*REQUEST*
Leave out every picture, and return exactly the lines from the line containing "Transcribe the text in this document." through the end of the records below, both inclusive.

[Data entries]
— BEGIN —
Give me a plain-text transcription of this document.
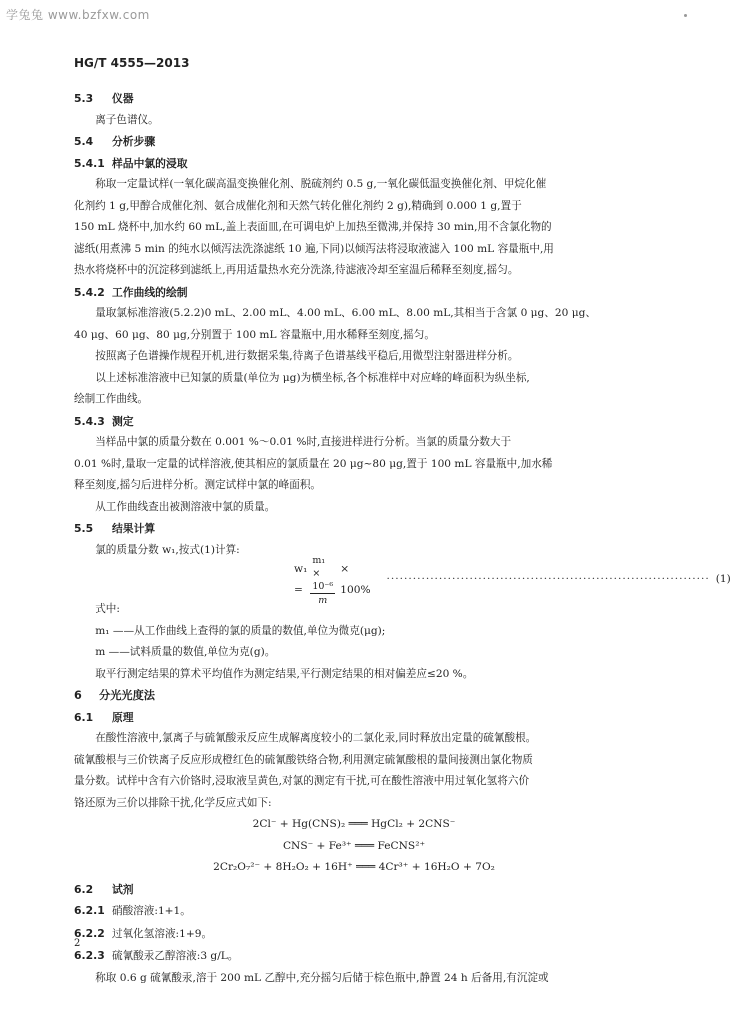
学兔兔 www.bzfxw.com
HG/T 4555—2013

5.3 仪器

离子色谱仪。

5.4 分析步骤

5.4.1 样品中氯的浸取

称取一定量试样(一氧化碳高温变换催化剂、脱硫剂约 0.5 g,一氧化碳低温变换催化剂、甲烷化催

化剂约 1 g,甲醇合成催化剂、氨合成催化剂和天然气转化催化剂约 2 g),精确到 0.000 1 g,置于

150 mL 烧杯中,加水约 60 mL,盖上表面皿,在可调电炉上加热至微沸,并保持 30 min,用不含氯化物的

滤纸(用煮沸 5 min 的纯水以倾泻法洗涤滤纸 10 遍,下同)以倾泻法将浸取液滤入 100 mL 容量瓶中,用

热水将烧杯中的沉淀移到滤纸上,再用适量热水充分洗涤,待滤液冷却至室温后稀释至刻度,摇匀。

5.4.2 工作曲线的绘制

量取氯标准溶液(5.2.2)0 mL、2.00 mL、4.00 mL、6.00 mL、8.00 mL,其相当于含氯 0 μg、20 μg、

40 μg、60 μg、80 μg,分别置于 100 mL 容量瓶中,用水稀释至刻度,摇匀。

按照离子色谱操作规程开机,进行数据采集,待离子色谱基线平稳后,用微型注射器进样分析。

以上述标准溶液中已知氯的质量(单位为 μg)为横坐标,各个标准样中对应峰的峰面积为纵坐标,

绘制工作曲线。

5.4.3 测定

当样品中氯的质量分数在 0.001 %～0.01 %时,直接进样进行分析。当氯的质量分数大于

0.01 %时,量取一定量的试样溶液,使其相应的氯质量在 20 μg~80 μg,置于 100 mL 容量瓶中,加水稀

释至刻度,摇匀后进样分析。测定试样中氯的峰面积。

从工作曲线查出被测溶液中氯的质量。

5.5 结果计算

氯的质量分数 w₁,按式(1)计算:

$w_1 = \frac{\text{m₁ × 10⁻⁶}}{m} \times 100\%$
·········································································· (1)

式中:

m₁ ——从工作曲线上查得的氯的质量的数值,单位为微克(μg);

m ——试料质量的数值,单位为克(g)。

取平行测定结果的算术平均值作为测定结果,平行测定结果的相对偏差应≤20 %。

6 分光光度法

6.1 原理

在酸性溶液中,氯离子与硫氰酸汞反应生成解离度较小的二氯化汞,同时释放出定量的硫氰酸根。

硫氰酸根与三价铁离子反应形成橙红色的硫氰酸铁络合物,利用测定硫氰酸根的量间接测出氯化物质

量分数。试样中含有六价铬时,浸取液呈黄色,对氯的测定有干扰,可在酸性溶液中用过氧化氢将六价

铬还原为三价以排除干扰,化学反应式如下:

2Cl⁻ + Hg(CNS)₂ ═══ HgCl₂ + 2CNS⁻

CNS⁻ + Fe³⁺ ═══ FeCNS²⁺

2Cr₂O₇²⁻ + 8H₂O₂ + 16H⁺ ═══ 4Cr³⁺ + 16H₂O + 7O₂

6.2 试剂

6.2.1 硝酸溶液:1+1。

6.2.2 过氧化氢溶液:1+9。

6.2.3 硫氰酸汞乙醇溶液:3 g/L。

称取 0.6 g 硫氰酸汞,溶于 200 mL 乙醇中,充分摇匀后储于棕色瓶中,静置 24 h 后备用,有沉淀或

2
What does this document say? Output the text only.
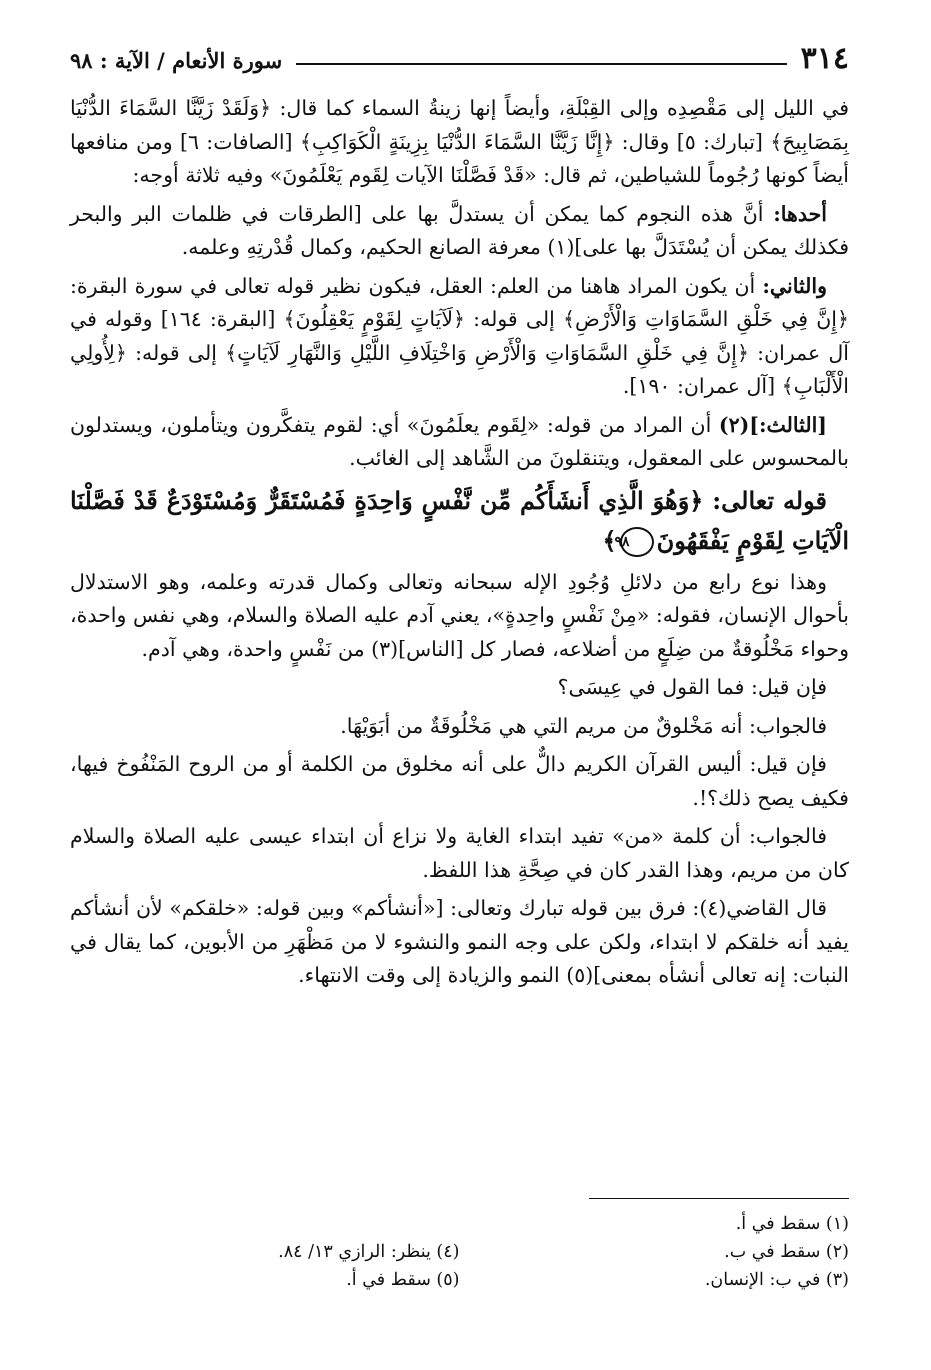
٣١٤
سورة الأنعام / الآية : ٩٨

في الليل إلى مَقْصِدِه وإلى القِبْلَةِ، وأيضاً إنها زينةُ السماء كما قال: ﴿وَلَقَدْ زَيَّنَّا السَّمَاءَ الدُّنْيَا بِمَصَابِيحَ﴾ [تبارك: ٥] وقال: ﴿إِنَّا زَيَّنَّا السَّمَاءَ الدُّنْيَا بِزِينَةٍ الْكَوَاكِبِ﴾ [الصافات: ٦] ومن منافعها أيضاً كونها رُجُوماً للشياطين، ثم قال: «قَدْ فَصَّلْنَا الآيات لِقَوم يَعْلَمُونَ» وفيه ثلاثة أوجه:

أحدها: أنَّ هذه النجوم كما يمكن أن يستدلَّ بها على [الطرقات في ظلمات البر والبحر فكذلك يمكن أن يُسْتَدَلَّ بها على](١) معرفة الصانع الحكيم، وكمال قُدْرتِهِ وعلمه.

والثاني: أن يكون المراد هاهنا من العلم: العقل، فيكون نظير قوله تعالى في سورة البقرة: ﴿إِنَّ فِي خَلْقِ السَّمَاوَاتِ وَالْأَرْضِ﴾ إلى قوله: ﴿لَآيَاتٍ لِقَوْمٍ يَعْقِلُونَ﴾ [البقرة: ١٦٤] وقوله في آل عمران: ﴿إِنَّ فِي خَلْقِ السَّمَاوَاتِ وَالْأَرْضِ وَاخْتِلَافِ اللَّيْلِ وَالنَّهَارِ لَآيَاتٍ﴾ إلى قوله: ﴿لِأُولِي الْأَلْبَابِ﴾ [آل عمران: ١٩٠].

[الثالث:](٢) أن المراد من قوله: «لِقَوم يعلَمُونَ» أي: لقوم يتفكَّرون ويتأملون، ويستدلون بالمحسوس على المعقول، ويتنقلونَ من الشَّاهد إلى الغائب.

قوله تعالى: ﴿وَهُوَ الَّذِي أَنشَأَكُم مِّن نَّفْسٍ وَاحِدَةٍ فَمُسْتَقَرٌّ وَمُسْتَوْدَعٌ قَدْ فَصَّلْنَا الْآيَاتِ لِقَوْمٍ يَفْقَهُونَ٩٨﴾

وهذا نوع رابع من دلائلِ وُجُودِ الإله سبحانه وتعالى وكمال قدرته وعلمه، وهو الاستدلال بأحوال الإنسان، فقوله: «مِنْ نَفْسٍ واحِدةٍ»، يعني آدم عليه الصلاة والسلام، وهي نفس واحدة، وحواء مَخْلُوقةٌ من ضِلَعٍ من أضلاعه، فصار كل [الناس](٣) من نَفْسٍ واحدة، وهي آدم.

فإن قيل: فما القول في عِيسَى؟

فالجواب: أنه مَخْلوقٌ من مريم التي هي مَخْلُوقَةٌ من أبَوَيْهَا.

فإن قيل: أليس القرآن الكريم دالٌّ على أنه مخلوق من الكلمة أو من الروح المَنْفُوخ فيها، فكيف يصح ذلك؟!.

فالجواب: أن كلمة «من» تفيد ابتداء الغاية ولا نزاع أن ابتداء عيسى عليه الصلاة والسلام كان من مريم، وهذا القدر كان في صِحَّةِ هذا اللفظ.

قال القاضي(٤): فرق بين قوله تبارك وتعالى: [«أنشأكم» وبين قوله: «خلقكم» لأن أنشأكم يفيد أنه خلقكم لا ابتداء، ولكن على وجه النمو والنشوء لا من مَظْهَرِ من الأبوين، كما يقال في النبات: إنه تعالى أنشأه بمعنى](٥) النمو والزيادة إلى وقت الانتهاء.

(١) سقط في أ.
(٢) سقط في ب.
(٣) في ب: الإنسان.
(٤) ينظر: الرازي ١٣/ ٨٤.
(٥) سقط في أ.
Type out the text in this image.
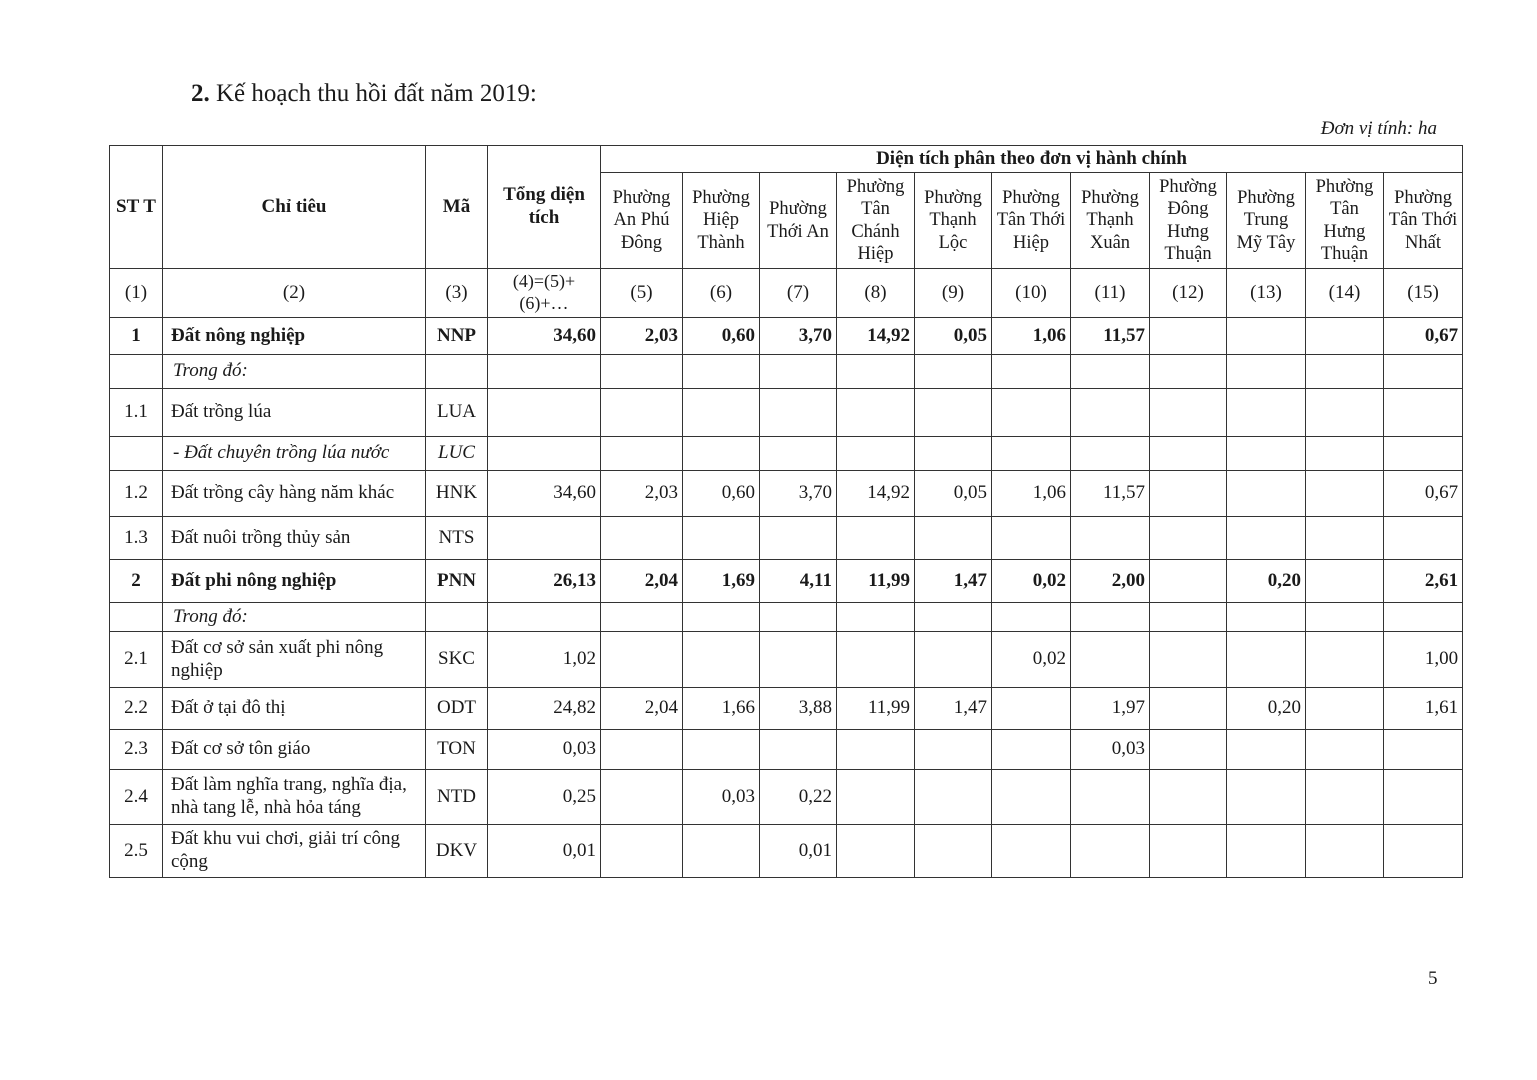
2. Kế hoạch thu hồi đất năm 2019:
Đơn vị tính: ha
ST T	Chỉ tiêu	Mã	Tổng diện tích	Diện tích phân theo đơn vị hành chính										
				Phường An Phú Đông	Phường Hiệp Thành	Phường Thới An	Phường Tân Chánh Hiệp	Phường Thạnh Lộc	Phường Tân Thới Hiệp	Phường Thạnh Xuân	Phường Đông Hưng Thuận	Phường Trung Mỹ Tây	Phường Tân Hưng Thuận	Phường Tân Thới Nhất
(1)	(2)	(3)	(4)=(5)+(6)+…	(5)	(6)	(7)	(8)	(9)	(10)	(11)	(12)	(13)	(14)	(15)
1	Đất nông nghiệp	NNP	34,60	2,03	0,60	3,70	14,92	0,05	1,06	11,57				0,67
	Trong đó:													
1.1	Đất trồng lúa	LUA												
	- Đất chuyên trồng lúa nước	LUC												
1.2	Đất trồng cây hàng năm khác	HNK	34,60	2,03	0,60	3,70	14,92	0,05	1,06	11,57				0,67
1.3	Đất nuôi trồng thủy sản	NTS												
2	Đất phi nông nghiệp	PNN	26,13	2,04	1,69	4,11	11,99	1,47	0,02	2,00		0,20		2,61
	Trong đó:													
2.1	Đất cơ sở sản xuất phi nông nghiệp	SKC	1,02						0,02					1,00
2.2	Đất ở tại đô thị	ODT	24,82	2,04	1,66	3,88	11,99	1,47		1,97		0,20		1,61
2.3	Đất cơ sở tôn giáo	TON	0,03							0,03				
2.4	Đất làm nghĩa trang, nghĩa địa, nhà tang lễ, nhà hỏa táng	NTD	0,25		0,03	0,22								
2.5	Đất khu vui chơi, giải trí công cộng	DKV	0,01			0,01								
5
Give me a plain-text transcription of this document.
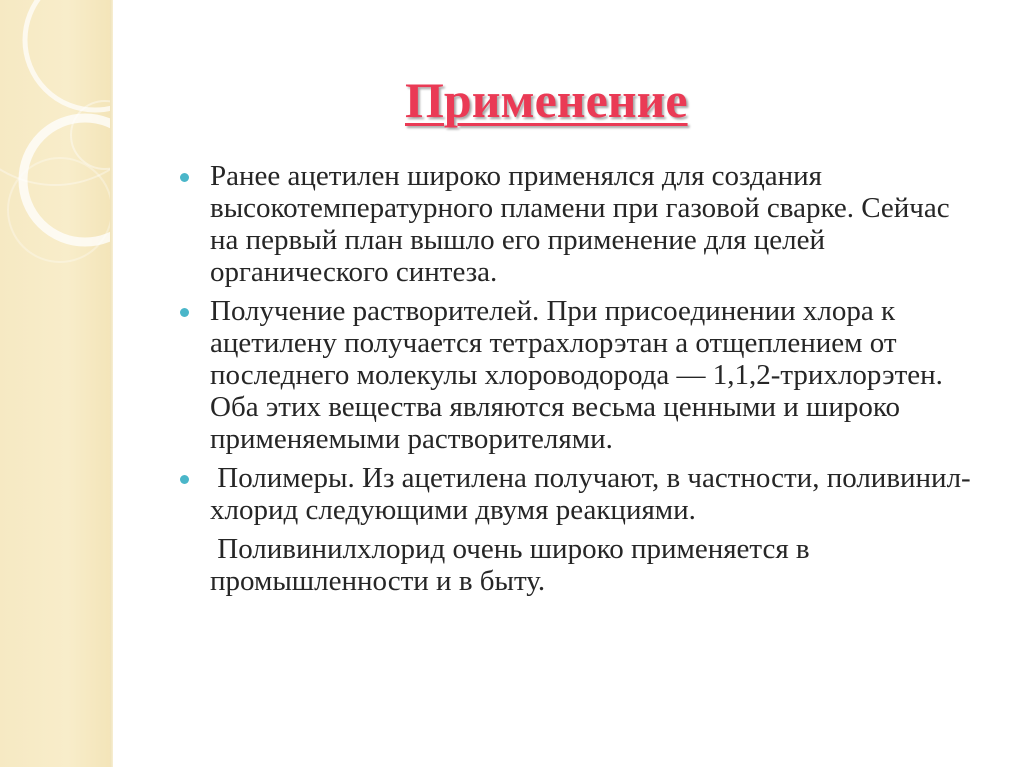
Применение
Ранее ацетилен широко применялся для создания высокотемпературного пламени при газовой сварке. Сейчас на первый план вышло его применение для целей органического синтеза.
Получение растворителей. При присоединении хлора к ацетилену получается тетрахлорэтан а отщеплением от последнего молекулы хлороводорода — 1,1,2-трихлорэтен. Оба этих вещества являются весьма ценными и широко применяемыми растворителями.
Полимеры. Из ацетилена получают, в частности, поливинил-хлорид следующими двумя реакциями.
Поливинилхлорид очень широко применяется в промышленности и в быту.
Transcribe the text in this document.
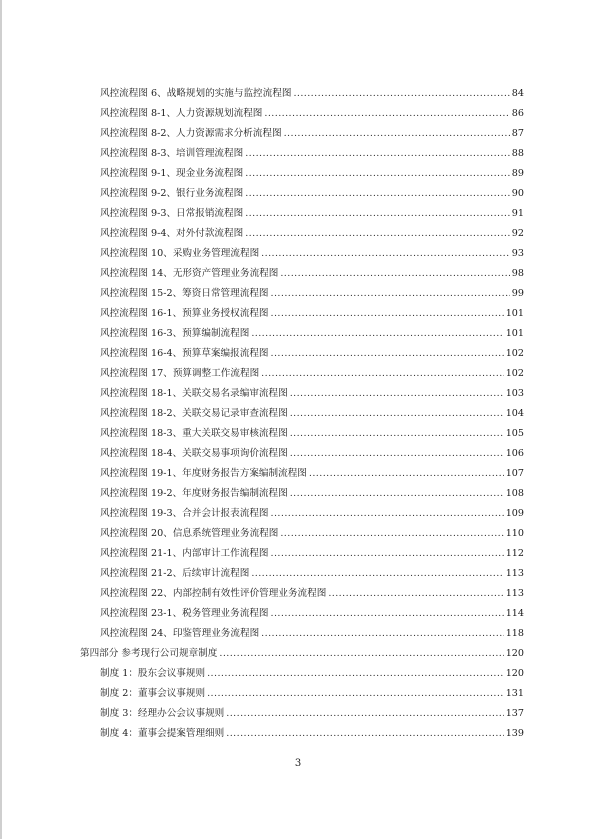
风控流程图 6、战略规划的实施与监控流程图 .....	84
风控流程图 8-1、人力资源规划流程图 .....	86
风控流程图 8-2、人力资源需求分析流程图 .....	87
风控流程图 8-3、培训管理流程图 .....	88
风控流程图 9-1、现金业务流程图 .....	89
风控流程图 9-2、银行业务流程图 .....	90
风控流程图 9-3、日常报销流程图 .....	91
风控流程图 9-4、对外付款流程图 .....	92
风控流程图 10、采购业务管理流程图 .....	93
风控流程图 14、无形资产管理业务流程图 .....	98
风控流程图 15-2、筹资日常管理流程图 .....	99
风控流程图 16-1、预算业务授权流程图 .....	101
风控流程图 16-3、预算编制流程图 .....	101
风控流程图 16-4、预算草案编报流程图 .....	102
风控流程图 17、预算调整工作流程图 .....	102
风控流程图 18-1、关联交易名录编审流程图 .....	103
风控流程图 18-2、关联交易记录审查流程图 .....	104
风控流程图 18-3、重大关联交易审核流程图 .....	105
风控流程图 18-4、关联交易事项询价流程图 .....	106
风控流程图 19-1、年度财务报告方案编制流程图 .....	107
风控流程图 19-2、年度财务报告编制流程图 .....	108
风控流程图 19-3、合并会计报表流程图 .....	109
风控流程图 20、信息系统管理业务流程图 .....	110
风控流程图 21-1、内部审计工作流程图 .....	112
风控流程图 21-2、后续审计流程图 .....	113
风控流程图 22、内部控制有效性评价管理业务流程图 .....	113
风控流程图 23-1、税务管理业务流程图 .....	114
风控流程图 24、印鉴管理业务流程图 .....	118
第四部分 参考现行公司规章制度 .....	120
制度 1：股东会议事规则 .....	120
制度 2：董事会议事规则 .....	131
制度 3：经理办公会议事规则 .....	137
制度 4：董事会提案管理细则 .....	139
3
— END —
*SOLUTION TO THIS PROBLEM*
Transcribe the text in this document.
风控流程图 6、战略规划的实施与监控流程图 .....	84
风控流程图 8-1、人力资源规划流程图 .....	86
风控流程图 8-2、人力资源需求分析流程图 .....	87
风控流程图 8-3、培训管理流程图 .....	88
风控流程图 9-1、现金业务流程图 .....	89
风控流程图 9-2、银行业务流程图 .....	90
风控流程图 9-3、日常报销流程图 .....	91
风控流程图 9-4、对外付款流程图 .....	92
风控流程图 10、采购业务管理流程图 .....	93
风控流程图 14、无形资产管理业务流程图 .....	98
风控流程图 15-2、筹资日常管理流程图 .....	99
风控流程图 16-1、预算业务授权流程图 .....	101
风控流程图 16-3、预算编制流程图 .....	101
风控流程图 16-4、预算草案编报流程图 .....	102
风控流程图 17、预算调整工作流程图 .....	102
风控流程图 18-1、关联交易名录编审流程图 .....	103
风控流程图 18-2、关联交易记录审查流程图 .....	104
风控流程图 18-3、重大关联交易审核流程图 .....	105
风控流程图 18-4、关联交易事项询价流程图 .....	106
风控流程图 19-1、年度财务报告方案编制流程图 .....	107
风控流程图 19-2、年度财务报告编制流程图 .....	108
风控流程图 19-3、合并会计报表流程图 .....	109
风控流程图 20、信息系统管理业务流程图 .....	110
风控流程图 21-1、内部审计工作流程图 .....	112
风控流程图 21-2、后续审计流程图 .....	113
风控流程图 22、内部控制有效性评价管理业务流程图 .....	113
风控流程图 23-1、税务管理业务流程图 .....	114
风控流程图 24、印鉴管理业务流程图 .....	118
第四部分 参考现行公司规章制度 .....	120
制度 1：股东会议事规则 .....	120
制度 2：董事会议事规则 .....	131
制度 3：经理办公会议事规则 .....	137
制度 4：董事会提案管理细则 .....	139
3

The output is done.